#### SUPPLIED TEXT
◇ ◇ ◇
George Saunders on the mystery of storytelling

So if I’m going to start sharing the good stuff with you here on the site, it’s going to have to be the good stuff. And it doesn’t get much better than this video of George Saunders talking about storytelling and the writing process.

This resonates with me:

“My experience is to have some idea of what the story is, and sometimes it’s just the tiniest kernel of something you enjoyed writing. Then, once you put it on the page and rewrite it and rewrite it, it’s actually your own discontent with that in some slow, mysterious way, urges it to higher ground. And often it’ll do so in ways that surprise you.”

Discontent is the word. Perfect.

As a writer, you edit and work at something until you reach a point where you are… content. Not delighted or cock-a-hoop, necessarily. But content that the words are in order. That you’ve done what you can for the story.

If you watch the video on Vimeo, you’ll find links to some extra clips that are also worth your time. Saunders talks about writing tricks and having a quality ‘needle’ and again, it rings completely true to me.

Some goals for 2017

I do tend to give myself goals at the start of each year, but I don’t often write them down and I’ve never shared then publicly before. But then this year does feel different, somehow. I don’t know why.


I’ve spent the last year doing content strategy and managing some ace projects at Yoomee, a Sheffield digital agency. I’ve produced websites and apps, ran all manner of workshops and learnt an awful lot about project management along the way.

However, my contract with Yoomee is to cover maternity leave and that ends pretty soon. I’m currently on the hunt for new opportunities and have started ramping up my freelance work again, which I do via my own budding content agency, Very Meta.

It’s a strange thing to not know exactly what I’ll be doing work-wise over the coming months, but it’s exciting too.

If you or someone you know needs an experienced copywriter or content professional, feel free to send them my way. Or if you have a super interesting project you’re working on that might use my help, just email and tell me about it.


I’m a novelist too, remember? Remember!

If you’ve followed me for any time, you probably know that having three children in four years (plus a full-time job – see above) has somewhat affected my ability to quickly pen a second novel. I’ve come to accept it and I try to reflect on this excellent quote from Jessica Hische on a daily basis. Sometimes hourly.

“I think I’d be able to forgive myself for a few years of not being the most productive designer, but I couldn’t forgive myself for a few years of not being the best parent.”
◇ ◇ ◇
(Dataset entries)

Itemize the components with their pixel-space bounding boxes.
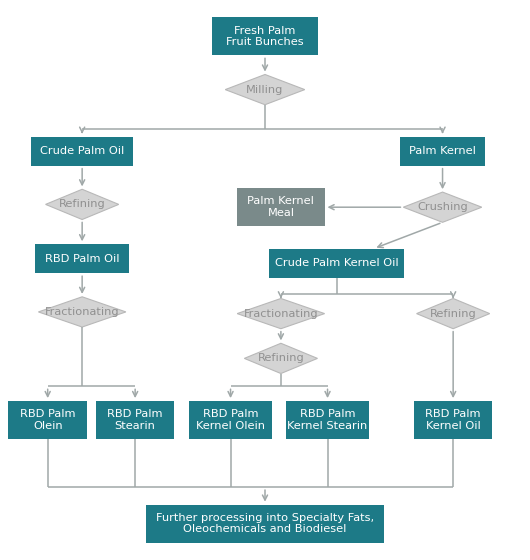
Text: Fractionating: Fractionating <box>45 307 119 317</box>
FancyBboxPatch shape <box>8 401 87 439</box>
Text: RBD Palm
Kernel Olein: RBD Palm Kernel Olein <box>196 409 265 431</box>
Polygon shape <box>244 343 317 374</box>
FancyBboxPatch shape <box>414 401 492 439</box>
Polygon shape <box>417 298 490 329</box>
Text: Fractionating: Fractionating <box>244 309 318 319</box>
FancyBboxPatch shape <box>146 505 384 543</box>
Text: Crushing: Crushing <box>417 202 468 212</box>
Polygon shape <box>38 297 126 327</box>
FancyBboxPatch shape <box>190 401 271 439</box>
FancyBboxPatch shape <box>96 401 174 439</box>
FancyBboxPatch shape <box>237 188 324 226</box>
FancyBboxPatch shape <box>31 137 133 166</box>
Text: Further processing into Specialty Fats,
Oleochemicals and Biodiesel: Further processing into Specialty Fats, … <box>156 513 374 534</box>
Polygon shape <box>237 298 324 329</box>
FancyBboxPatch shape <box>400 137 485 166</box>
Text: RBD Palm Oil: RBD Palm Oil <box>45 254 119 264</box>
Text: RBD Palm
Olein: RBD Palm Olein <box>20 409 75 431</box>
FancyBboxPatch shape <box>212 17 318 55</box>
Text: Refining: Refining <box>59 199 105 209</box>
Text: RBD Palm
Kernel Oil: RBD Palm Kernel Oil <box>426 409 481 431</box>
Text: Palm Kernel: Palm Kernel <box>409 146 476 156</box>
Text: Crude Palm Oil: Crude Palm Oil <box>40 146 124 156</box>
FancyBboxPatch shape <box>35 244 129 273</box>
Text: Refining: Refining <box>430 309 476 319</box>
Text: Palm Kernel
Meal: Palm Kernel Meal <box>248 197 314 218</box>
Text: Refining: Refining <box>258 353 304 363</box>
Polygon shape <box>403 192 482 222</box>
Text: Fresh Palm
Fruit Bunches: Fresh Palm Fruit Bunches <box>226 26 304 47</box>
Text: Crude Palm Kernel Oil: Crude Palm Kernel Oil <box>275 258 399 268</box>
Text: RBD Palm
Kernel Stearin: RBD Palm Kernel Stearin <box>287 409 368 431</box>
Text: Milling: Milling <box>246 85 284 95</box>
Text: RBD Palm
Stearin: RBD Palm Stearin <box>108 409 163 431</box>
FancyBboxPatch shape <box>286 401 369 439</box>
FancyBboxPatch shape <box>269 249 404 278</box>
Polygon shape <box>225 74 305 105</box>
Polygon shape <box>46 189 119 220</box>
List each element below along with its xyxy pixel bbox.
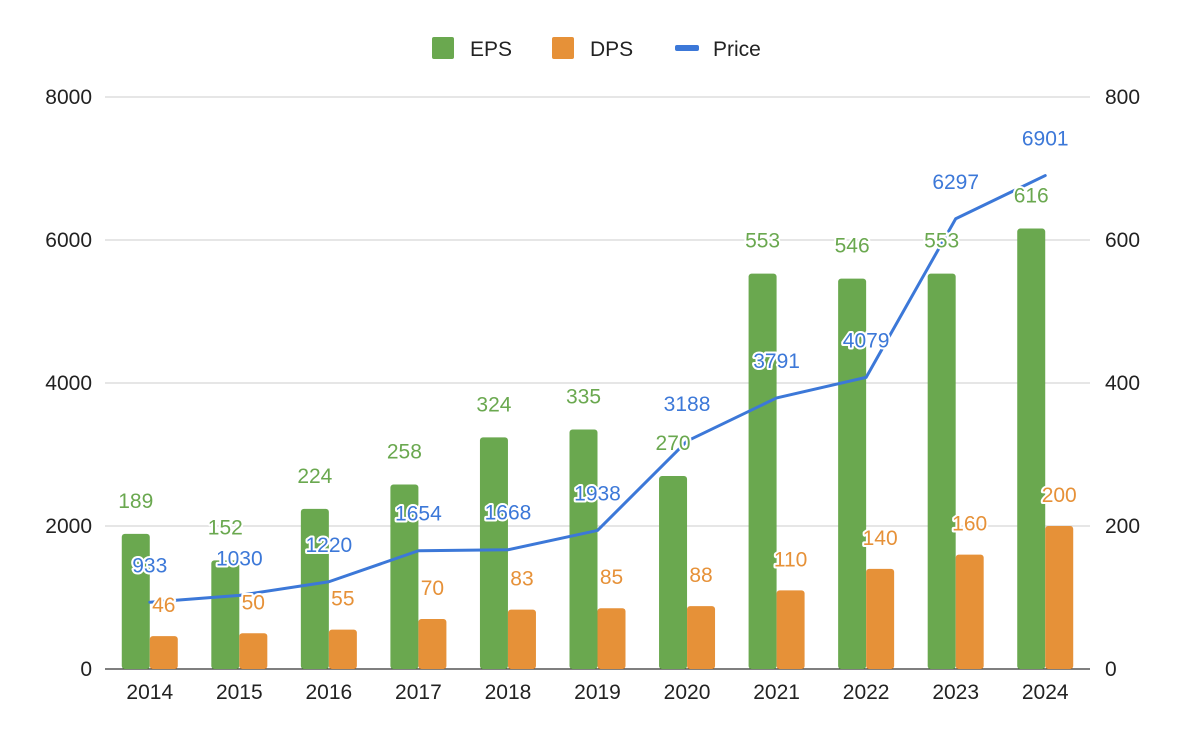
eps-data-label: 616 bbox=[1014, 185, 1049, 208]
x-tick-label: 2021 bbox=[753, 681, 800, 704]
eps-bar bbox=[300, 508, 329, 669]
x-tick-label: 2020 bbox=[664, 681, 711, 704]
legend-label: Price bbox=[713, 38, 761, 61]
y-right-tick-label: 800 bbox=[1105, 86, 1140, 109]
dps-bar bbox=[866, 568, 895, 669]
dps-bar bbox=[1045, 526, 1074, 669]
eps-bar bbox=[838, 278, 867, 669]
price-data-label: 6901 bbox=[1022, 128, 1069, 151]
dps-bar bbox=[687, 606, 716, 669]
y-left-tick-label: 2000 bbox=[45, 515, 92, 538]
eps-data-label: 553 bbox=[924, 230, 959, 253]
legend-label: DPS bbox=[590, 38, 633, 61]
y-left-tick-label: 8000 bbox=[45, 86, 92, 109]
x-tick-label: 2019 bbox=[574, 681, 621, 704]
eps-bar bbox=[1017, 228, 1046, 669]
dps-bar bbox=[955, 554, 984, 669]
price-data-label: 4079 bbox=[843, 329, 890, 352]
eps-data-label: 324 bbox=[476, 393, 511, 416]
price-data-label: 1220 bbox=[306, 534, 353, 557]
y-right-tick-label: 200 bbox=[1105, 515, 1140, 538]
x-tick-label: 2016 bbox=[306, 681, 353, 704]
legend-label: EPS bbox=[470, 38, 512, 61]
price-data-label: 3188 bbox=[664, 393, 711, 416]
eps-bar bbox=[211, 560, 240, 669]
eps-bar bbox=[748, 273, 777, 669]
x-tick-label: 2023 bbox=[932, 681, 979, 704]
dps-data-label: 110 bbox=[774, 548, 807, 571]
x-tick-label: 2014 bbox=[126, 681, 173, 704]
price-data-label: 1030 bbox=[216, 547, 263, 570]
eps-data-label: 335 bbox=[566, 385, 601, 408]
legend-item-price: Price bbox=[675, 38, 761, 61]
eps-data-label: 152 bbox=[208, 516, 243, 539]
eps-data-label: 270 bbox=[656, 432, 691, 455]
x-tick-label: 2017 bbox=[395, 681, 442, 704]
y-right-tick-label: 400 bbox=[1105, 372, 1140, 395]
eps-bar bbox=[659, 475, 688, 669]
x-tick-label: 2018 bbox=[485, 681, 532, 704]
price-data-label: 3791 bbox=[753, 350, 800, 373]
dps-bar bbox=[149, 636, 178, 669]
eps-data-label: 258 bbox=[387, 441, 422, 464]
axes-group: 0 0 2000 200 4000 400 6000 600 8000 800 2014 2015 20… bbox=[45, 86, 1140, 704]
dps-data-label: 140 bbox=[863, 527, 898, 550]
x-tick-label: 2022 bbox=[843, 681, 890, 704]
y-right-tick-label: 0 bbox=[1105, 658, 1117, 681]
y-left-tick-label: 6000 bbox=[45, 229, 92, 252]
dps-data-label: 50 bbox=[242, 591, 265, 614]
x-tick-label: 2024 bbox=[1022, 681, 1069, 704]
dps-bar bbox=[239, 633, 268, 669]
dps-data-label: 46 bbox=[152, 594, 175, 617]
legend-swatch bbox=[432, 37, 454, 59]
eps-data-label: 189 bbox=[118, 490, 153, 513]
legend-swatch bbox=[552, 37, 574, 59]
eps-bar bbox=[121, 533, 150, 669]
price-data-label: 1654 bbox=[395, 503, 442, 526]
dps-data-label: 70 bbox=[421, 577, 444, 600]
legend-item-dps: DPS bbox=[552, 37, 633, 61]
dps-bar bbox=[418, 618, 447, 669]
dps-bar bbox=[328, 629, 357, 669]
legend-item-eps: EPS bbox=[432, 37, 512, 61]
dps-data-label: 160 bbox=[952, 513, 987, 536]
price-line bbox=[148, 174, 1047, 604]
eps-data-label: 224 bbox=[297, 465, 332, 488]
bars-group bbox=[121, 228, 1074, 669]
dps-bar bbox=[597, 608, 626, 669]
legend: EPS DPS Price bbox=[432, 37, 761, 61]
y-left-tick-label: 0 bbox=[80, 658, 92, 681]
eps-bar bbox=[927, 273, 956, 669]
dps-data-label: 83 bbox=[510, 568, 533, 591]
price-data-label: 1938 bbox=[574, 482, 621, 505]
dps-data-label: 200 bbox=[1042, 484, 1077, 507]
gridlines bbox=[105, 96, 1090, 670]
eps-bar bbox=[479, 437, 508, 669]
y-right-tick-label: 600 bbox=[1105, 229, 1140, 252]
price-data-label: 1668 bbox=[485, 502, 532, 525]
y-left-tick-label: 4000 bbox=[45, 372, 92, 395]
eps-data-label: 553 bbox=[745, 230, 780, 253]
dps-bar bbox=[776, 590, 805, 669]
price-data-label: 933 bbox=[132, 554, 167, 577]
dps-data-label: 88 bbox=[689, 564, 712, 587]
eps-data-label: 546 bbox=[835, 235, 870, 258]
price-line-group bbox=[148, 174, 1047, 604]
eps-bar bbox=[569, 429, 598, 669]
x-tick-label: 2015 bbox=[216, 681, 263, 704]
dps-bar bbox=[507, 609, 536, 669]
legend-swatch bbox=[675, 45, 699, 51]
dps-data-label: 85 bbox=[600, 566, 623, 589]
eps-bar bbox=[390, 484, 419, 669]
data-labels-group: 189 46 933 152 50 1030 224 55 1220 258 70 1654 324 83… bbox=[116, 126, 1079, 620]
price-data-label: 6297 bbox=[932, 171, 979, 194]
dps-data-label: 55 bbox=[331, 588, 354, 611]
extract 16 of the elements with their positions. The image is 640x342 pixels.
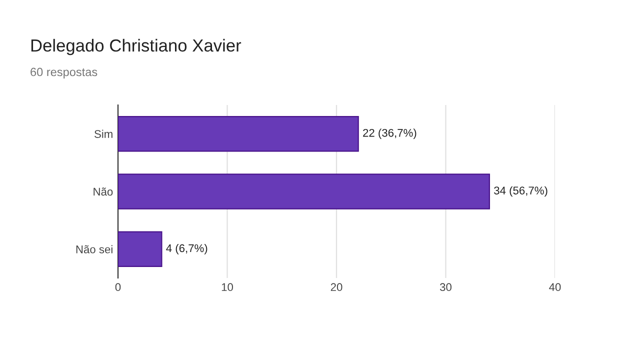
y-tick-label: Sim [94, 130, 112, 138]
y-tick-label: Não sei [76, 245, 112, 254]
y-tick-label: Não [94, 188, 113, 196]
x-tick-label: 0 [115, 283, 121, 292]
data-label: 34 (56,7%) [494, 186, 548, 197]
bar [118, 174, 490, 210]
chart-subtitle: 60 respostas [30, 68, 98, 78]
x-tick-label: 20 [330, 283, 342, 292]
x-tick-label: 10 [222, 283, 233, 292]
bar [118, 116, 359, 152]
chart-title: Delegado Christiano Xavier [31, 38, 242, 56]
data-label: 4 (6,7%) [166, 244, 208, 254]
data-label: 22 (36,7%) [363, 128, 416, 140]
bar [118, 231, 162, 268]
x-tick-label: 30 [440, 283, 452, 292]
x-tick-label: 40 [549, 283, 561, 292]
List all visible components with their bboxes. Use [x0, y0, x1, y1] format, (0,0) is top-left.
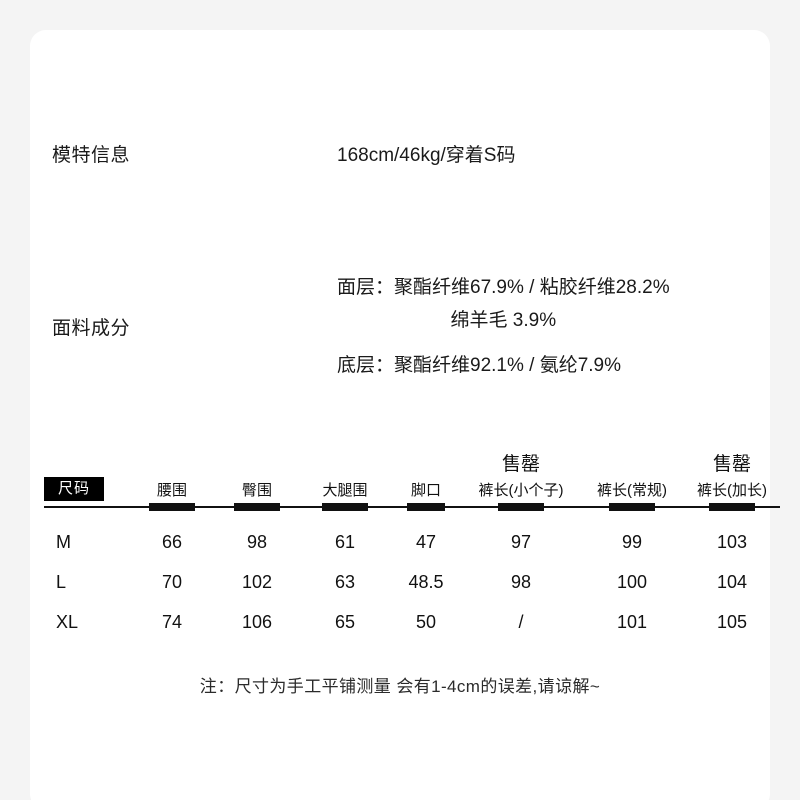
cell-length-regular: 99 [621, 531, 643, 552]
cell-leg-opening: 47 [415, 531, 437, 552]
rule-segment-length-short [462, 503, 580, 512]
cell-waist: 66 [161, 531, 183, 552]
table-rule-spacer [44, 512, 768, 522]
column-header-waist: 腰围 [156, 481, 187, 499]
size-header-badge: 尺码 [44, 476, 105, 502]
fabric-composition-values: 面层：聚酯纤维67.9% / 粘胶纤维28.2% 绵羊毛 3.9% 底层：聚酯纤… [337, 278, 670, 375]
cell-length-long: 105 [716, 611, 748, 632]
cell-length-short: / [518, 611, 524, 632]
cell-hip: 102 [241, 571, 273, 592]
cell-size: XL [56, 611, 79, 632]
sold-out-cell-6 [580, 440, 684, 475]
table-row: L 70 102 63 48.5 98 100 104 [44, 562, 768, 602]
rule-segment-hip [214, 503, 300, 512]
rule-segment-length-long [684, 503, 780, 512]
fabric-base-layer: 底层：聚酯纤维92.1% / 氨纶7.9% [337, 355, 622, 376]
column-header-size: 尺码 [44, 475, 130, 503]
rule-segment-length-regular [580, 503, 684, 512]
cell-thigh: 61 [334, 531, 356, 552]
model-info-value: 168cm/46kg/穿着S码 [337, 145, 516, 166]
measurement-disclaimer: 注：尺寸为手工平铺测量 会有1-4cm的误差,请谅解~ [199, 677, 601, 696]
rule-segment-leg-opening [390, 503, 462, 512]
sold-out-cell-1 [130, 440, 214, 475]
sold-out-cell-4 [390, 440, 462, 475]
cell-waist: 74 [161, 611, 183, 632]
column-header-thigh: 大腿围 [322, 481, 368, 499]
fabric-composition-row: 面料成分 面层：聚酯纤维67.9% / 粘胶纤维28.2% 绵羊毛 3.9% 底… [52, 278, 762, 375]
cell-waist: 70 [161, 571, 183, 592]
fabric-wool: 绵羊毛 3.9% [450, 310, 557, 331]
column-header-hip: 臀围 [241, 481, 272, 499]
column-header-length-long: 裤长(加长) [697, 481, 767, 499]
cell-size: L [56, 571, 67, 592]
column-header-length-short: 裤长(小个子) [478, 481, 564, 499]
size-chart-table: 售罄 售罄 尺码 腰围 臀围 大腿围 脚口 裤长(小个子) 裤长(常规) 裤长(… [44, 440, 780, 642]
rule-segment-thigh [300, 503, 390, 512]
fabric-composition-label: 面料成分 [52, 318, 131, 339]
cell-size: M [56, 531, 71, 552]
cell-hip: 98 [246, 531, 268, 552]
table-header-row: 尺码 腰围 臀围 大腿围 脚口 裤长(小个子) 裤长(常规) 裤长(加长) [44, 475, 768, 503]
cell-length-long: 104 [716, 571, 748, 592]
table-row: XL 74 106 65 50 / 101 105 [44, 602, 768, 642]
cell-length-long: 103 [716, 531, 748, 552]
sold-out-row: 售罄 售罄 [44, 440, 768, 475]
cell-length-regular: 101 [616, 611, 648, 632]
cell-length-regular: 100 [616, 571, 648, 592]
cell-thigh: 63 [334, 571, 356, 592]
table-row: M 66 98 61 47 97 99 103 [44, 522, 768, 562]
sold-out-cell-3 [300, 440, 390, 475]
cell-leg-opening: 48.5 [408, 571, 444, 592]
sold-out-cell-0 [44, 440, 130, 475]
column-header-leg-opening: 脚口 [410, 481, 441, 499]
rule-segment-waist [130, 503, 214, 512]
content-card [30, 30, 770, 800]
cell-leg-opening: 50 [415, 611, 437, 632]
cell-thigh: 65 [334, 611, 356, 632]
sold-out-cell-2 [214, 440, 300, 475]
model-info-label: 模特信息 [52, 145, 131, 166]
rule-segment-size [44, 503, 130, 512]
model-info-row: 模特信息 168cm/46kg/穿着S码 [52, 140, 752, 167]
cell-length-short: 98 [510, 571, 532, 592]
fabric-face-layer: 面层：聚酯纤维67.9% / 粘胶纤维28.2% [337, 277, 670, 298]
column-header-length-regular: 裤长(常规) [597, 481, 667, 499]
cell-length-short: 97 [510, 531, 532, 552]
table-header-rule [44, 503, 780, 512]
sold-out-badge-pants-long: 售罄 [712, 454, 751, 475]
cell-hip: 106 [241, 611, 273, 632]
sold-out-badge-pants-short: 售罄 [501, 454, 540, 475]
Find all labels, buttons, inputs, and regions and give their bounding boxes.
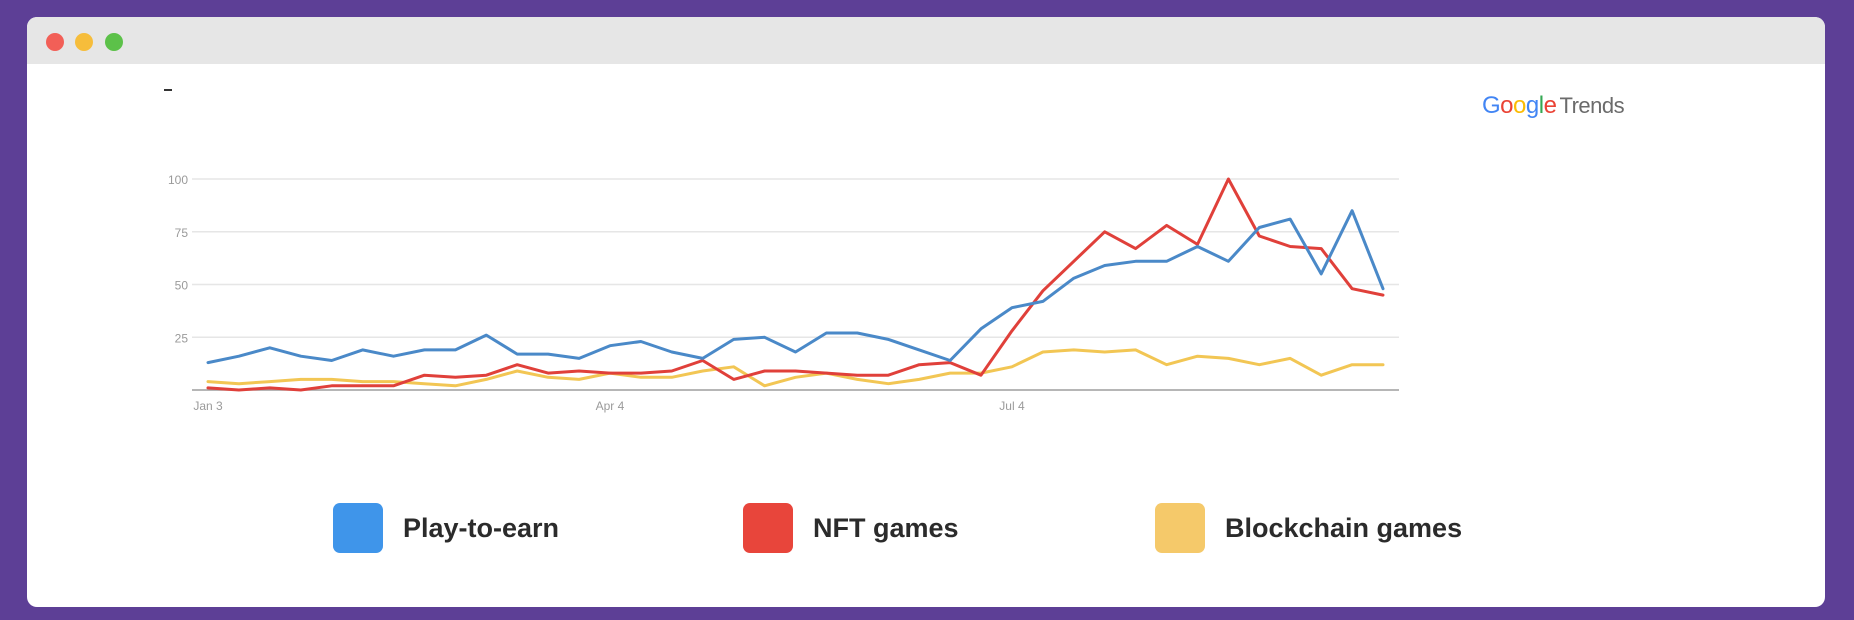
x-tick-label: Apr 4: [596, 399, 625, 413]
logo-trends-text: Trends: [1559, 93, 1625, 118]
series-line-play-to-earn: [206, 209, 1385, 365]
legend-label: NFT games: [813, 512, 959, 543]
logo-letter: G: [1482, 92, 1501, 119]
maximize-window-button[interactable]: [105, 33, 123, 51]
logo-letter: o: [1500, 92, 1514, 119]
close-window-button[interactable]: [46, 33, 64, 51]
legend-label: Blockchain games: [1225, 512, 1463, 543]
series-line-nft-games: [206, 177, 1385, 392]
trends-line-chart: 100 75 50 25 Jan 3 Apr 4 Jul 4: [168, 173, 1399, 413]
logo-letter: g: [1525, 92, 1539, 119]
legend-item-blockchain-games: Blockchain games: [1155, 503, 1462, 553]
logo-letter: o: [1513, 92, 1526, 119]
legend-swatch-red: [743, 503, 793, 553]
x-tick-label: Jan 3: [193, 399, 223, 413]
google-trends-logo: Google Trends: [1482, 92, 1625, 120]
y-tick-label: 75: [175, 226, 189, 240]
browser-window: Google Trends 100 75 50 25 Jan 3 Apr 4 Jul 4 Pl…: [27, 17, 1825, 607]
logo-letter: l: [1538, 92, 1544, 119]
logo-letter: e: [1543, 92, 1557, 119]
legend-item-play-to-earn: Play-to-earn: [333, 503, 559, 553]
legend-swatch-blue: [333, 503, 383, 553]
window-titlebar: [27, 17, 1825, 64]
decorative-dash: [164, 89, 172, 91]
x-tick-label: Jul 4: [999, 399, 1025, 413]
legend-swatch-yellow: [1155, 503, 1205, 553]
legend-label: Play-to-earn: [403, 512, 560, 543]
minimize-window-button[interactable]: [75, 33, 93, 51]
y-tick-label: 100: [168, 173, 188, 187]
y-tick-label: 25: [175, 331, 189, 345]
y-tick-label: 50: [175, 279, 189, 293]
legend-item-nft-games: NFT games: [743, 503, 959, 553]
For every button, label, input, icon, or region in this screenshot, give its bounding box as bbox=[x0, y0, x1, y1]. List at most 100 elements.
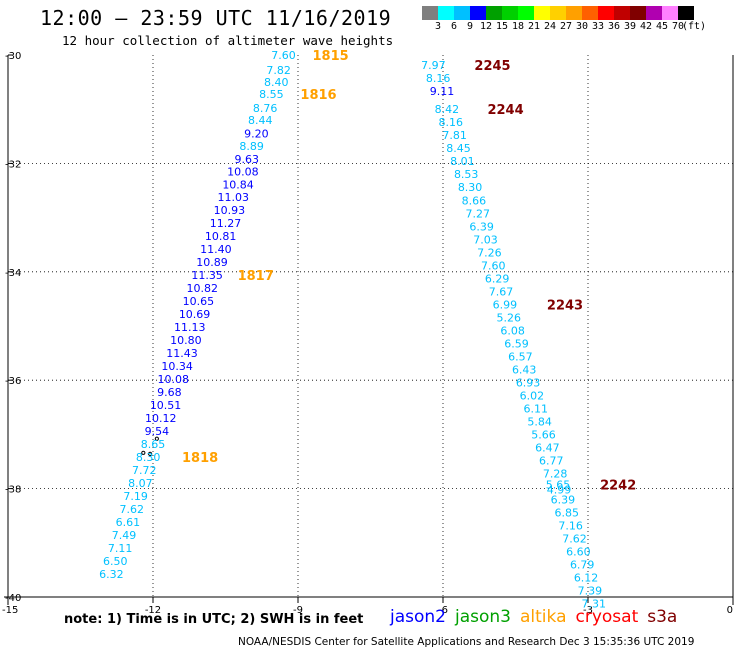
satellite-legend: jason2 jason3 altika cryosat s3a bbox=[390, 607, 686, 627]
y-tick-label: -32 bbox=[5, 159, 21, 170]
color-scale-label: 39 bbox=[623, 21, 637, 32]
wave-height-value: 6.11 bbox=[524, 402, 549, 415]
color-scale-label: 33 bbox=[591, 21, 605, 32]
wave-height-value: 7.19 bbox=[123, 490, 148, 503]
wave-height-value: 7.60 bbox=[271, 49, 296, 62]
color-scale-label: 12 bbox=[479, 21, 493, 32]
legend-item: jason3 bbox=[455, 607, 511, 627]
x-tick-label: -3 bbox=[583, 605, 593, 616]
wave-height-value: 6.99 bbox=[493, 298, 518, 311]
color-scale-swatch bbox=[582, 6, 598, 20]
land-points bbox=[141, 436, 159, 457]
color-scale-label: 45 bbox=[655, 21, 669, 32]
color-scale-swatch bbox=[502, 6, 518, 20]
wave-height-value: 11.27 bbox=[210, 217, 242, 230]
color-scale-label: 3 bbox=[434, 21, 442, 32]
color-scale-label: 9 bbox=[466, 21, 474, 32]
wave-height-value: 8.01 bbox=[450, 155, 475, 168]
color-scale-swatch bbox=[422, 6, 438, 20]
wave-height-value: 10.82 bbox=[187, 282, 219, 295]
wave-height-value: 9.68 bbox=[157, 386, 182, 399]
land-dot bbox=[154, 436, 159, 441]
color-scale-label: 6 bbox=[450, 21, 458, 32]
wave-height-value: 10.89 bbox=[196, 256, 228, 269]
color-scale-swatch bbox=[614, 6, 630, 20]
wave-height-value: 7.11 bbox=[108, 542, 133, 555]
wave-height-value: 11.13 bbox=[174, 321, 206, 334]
◇ ◇ ◇
#### TO BE DONE
**A)** What is the name of the content agency the author runs, according to the blog post?
**B)** Quote the blog post, starting at the words "George Saunders on" and stopping after "the writing process.".
These entries come from a separate source, not from the blog post.

#### SOLUTIONS TO EACH TASK
**A)** Very Meta.

**B)**
George Saunders on the mystery of storytelling

So if I’m going to start sharing the good stuff with you here on the site, it’s going to have to be the good stuff. And it doesn’t get much better than this video of George Saunders talking about storytelling and the writing process.